>> BEGIN DATA LINES

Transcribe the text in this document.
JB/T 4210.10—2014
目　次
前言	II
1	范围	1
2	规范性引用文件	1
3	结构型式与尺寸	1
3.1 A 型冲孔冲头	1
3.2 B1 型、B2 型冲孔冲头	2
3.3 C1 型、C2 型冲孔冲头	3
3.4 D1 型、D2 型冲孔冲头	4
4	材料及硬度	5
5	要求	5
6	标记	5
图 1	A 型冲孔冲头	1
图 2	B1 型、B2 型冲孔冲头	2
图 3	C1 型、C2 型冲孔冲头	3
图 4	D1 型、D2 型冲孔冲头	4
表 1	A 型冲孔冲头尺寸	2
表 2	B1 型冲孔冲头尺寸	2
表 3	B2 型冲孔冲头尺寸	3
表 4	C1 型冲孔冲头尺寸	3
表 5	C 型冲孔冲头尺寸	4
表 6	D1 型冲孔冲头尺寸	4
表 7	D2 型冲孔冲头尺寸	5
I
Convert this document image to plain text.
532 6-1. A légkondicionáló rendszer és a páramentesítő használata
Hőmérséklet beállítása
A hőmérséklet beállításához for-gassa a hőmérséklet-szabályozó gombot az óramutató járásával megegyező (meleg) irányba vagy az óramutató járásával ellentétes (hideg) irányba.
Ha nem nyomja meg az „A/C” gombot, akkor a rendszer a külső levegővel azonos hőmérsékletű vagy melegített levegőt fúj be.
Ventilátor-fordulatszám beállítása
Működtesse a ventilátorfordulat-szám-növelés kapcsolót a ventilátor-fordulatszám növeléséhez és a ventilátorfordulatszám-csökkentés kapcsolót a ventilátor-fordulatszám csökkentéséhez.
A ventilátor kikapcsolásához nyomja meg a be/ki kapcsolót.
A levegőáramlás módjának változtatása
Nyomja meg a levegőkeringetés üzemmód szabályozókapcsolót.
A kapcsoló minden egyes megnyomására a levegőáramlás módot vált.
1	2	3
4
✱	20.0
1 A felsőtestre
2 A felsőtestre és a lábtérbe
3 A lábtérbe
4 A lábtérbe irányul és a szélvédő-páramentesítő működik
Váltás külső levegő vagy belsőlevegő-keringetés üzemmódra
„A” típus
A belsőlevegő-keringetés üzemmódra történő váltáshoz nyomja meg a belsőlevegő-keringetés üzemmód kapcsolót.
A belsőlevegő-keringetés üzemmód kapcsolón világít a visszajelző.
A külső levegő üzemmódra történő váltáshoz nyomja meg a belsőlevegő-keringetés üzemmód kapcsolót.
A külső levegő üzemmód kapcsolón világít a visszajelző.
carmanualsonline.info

>> END DATA LINES

▸ WRITTEN REQUEST:
Set out every line from the material that contains the string "gombot".

▸ ANSWER FOR THE TASK:
A hőmérséklet beállításához for-gassa a hőmérséklet-szabályozó gombot az óramutató járásával megegyező (meleg) irányba vagy az óramutató járásával ellentétes (hideg) irányba.
Ha nem nyomja meg az „A/C” gombot, akkor a rendszer a külső levegővel azonos hőmérsékletű vagy melegített levegőt fúj be.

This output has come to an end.